=== DATASET ROWS ===

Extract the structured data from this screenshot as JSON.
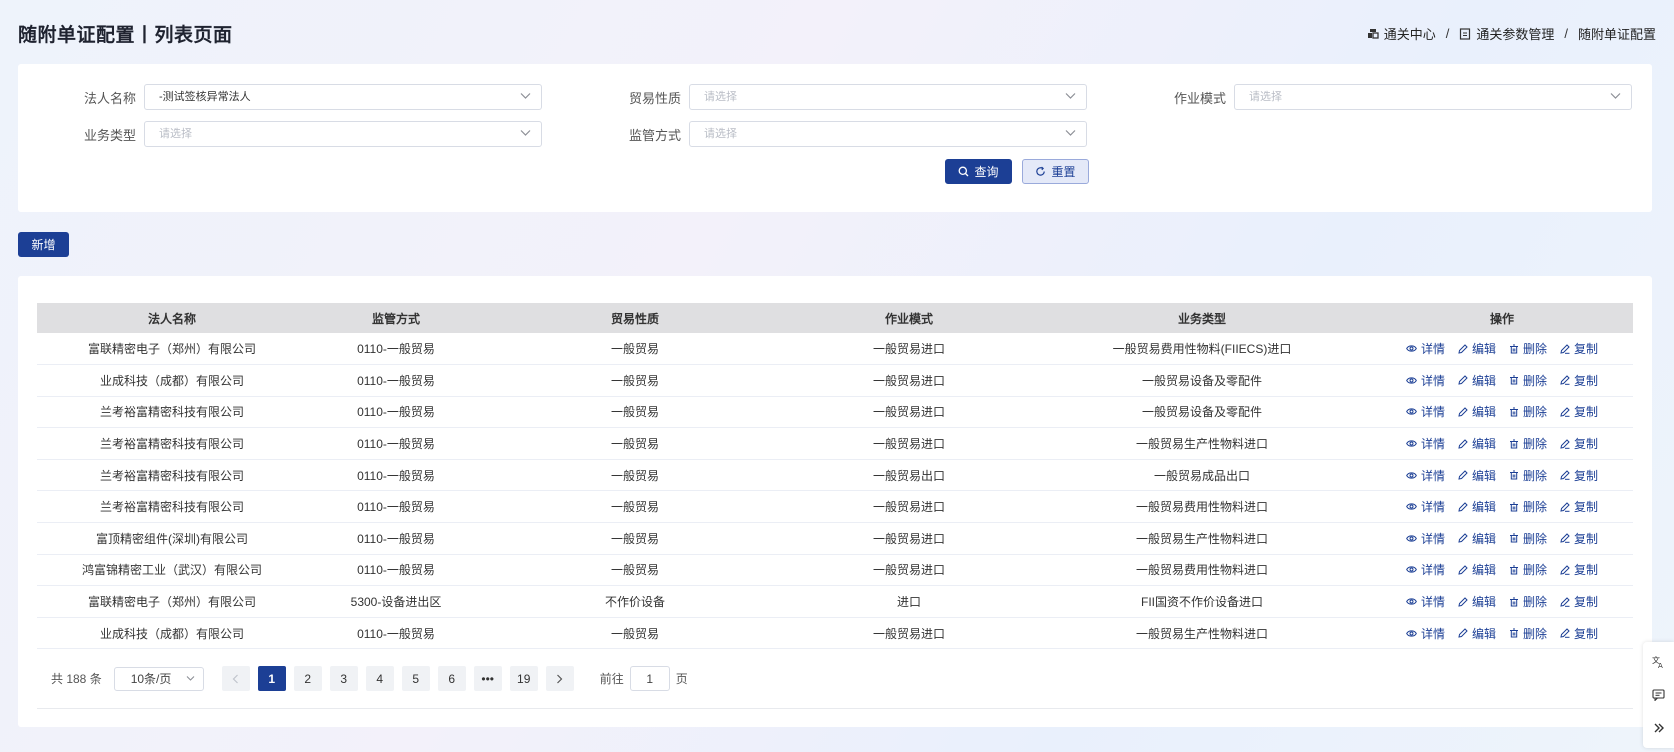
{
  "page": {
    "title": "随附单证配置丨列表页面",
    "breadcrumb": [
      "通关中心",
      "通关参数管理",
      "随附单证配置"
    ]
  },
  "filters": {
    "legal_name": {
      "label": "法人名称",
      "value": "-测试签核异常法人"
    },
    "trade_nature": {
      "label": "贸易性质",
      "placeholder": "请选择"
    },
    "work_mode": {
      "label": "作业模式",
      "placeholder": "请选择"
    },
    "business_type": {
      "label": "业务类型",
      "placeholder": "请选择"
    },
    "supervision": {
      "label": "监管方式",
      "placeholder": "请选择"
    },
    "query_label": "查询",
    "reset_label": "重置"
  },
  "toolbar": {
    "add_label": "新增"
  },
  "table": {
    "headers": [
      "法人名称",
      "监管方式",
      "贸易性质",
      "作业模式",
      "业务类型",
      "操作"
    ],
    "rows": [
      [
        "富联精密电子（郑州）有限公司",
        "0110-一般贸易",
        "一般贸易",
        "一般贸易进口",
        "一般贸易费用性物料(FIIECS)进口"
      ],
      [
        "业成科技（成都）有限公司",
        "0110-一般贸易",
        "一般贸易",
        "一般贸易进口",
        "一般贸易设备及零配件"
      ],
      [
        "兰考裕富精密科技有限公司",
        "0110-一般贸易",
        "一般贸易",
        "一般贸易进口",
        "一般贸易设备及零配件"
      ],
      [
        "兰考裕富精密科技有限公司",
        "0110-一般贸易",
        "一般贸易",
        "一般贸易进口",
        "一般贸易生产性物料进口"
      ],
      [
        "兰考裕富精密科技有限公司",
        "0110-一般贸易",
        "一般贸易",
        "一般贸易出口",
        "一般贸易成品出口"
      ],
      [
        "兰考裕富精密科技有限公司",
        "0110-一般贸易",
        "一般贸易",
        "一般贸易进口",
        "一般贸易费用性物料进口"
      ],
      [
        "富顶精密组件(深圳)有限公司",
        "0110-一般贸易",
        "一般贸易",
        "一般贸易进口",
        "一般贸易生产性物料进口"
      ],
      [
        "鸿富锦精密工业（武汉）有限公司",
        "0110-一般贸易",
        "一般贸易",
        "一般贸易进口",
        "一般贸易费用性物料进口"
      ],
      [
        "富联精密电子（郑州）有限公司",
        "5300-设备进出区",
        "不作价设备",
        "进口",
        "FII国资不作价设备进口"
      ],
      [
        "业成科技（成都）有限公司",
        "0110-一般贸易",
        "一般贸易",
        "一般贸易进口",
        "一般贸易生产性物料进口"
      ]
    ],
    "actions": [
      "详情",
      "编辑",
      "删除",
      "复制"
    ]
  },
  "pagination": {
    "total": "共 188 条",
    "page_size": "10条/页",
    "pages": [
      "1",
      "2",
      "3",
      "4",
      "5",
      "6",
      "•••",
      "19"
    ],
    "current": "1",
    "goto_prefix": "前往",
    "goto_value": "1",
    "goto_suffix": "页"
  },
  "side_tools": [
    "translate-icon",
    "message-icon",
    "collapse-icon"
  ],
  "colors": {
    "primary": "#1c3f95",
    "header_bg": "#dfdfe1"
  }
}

===

* [PROBLEM TO SOLVE] Write the entries above out in full, exactly, with no images.

* [CORRECT OUTPUT]
Extract the structured data from this screenshot as JSON.
{
  "page": {
    "title": "随附单证配置丨列表页面",
    "breadcrumb": [
      "通关中心",
      "通关参数管理",
      "随附单证配置"
    ]
  },
  "filters": {
    "legal_name": {
      "label": "法人名称",
      "value": "-测试签核异常法人"
    },
    "trade_nature": {
      "label": "贸易性质",
      "placeholder": "请选择"
    },
    "work_mode": {
      "label": "作业模式",
      "placeholder": "请选择"
    },
    "business_type": {
      "label": "业务类型",
      "placeholder": "请选择"
    },
    "supervision": {
      "label": "监管方式",
      "placeholder": "请选择"
    },
    "query_label": "查询",
    "reset_label": "重置"
  },
  "toolbar": {
    "add_label": "新增"
  },
  "table": {
    "headers": [
      "法人名称",
      "监管方式",
      "贸易性质",
      "作业模式",
      "业务类型",
      "操作"
    ],
    "rows": [
      [
        "富联精密电子（郑州）有限公司",
        "0110-一般贸易",
        "一般贸易",
        "一般贸易进口",
        "一般贸易费用性物料(FIIECS)进口"
      ],
      [
        "业成科技（成都）有限公司",
        "0110-一般贸易",
        "一般贸易",
        "一般贸易进口",
        "一般贸易设备及零配件"
      ],
      [
        "兰考裕富精密科技有限公司",
        "0110-一般贸易",
        "一般贸易",
        "一般贸易进口",
        "一般贸易设备及零配件"
      ],
      [
        "兰考裕富精密科技有限公司",
        "0110-一般贸易",
        "一般贸易",
        "一般贸易进口",
        "一般贸易生产性物料进口"
      ],
      [
        "兰考裕富精密科技有限公司",
        "0110-一般贸易",
        "一般贸易",
        "一般贸易出口",
        "一般贸易成品出口"
      ],
      [
        "兰考裕富精密科技有限公司",
        "0110-一般贸易",
        "一般贸易",
        "一般贸易进口",
        "一般贸易费用性物料进口"
      ],
      [
        "富顶精密组件(深圳)有限公司",
        "0110-一般贸易",
        "一般贸易",
        "一般贸易进口",
        "一般贸易生产性物料进口"
      ],
      [
        "鸿富锦精密工业（武汉）有限公司",
        "0110-一般贸易",
        "一般贸易",
        "一般贸易进口",
        "一般贸易费用性物料进口"
      ],
      [
        "富联精密电子（郑州）有限公司",
        "5300-设备进出区",
        "不作价设备",
        "进口",
        "FII国资不作价设备进口"
      ],
      [
        "业成科技（成都）有限公司",
        "0110-一般贸易",
        "一般贸易",
        "一般贸易进口",
        "一般贸易生产性物料进口"
      ]
    ],
    "actions": [
      "详情",
      "编辑",
      "删除",
      "复制"
    ]
  },
  "pagination": {
    "total": "共 188 条",
    "page_size": "10条/页",
    "pages": [
      "1",
      "2",
      "3",
      "4",
      "5",
      "6",
      "•••",
      "19"
    ],
    "current": "1",
    "goto_prefix": "前往",
    "goto_value": "1",
    "goto_suffix": "页"
  },
  "side_tools": [
    "translate-icon",
    "message-icon",
    "collapse-icon"
  ],
  "colors": {
    "primary": "#1c3f95",
    "header_bg": "#dfdfe1"
  }
}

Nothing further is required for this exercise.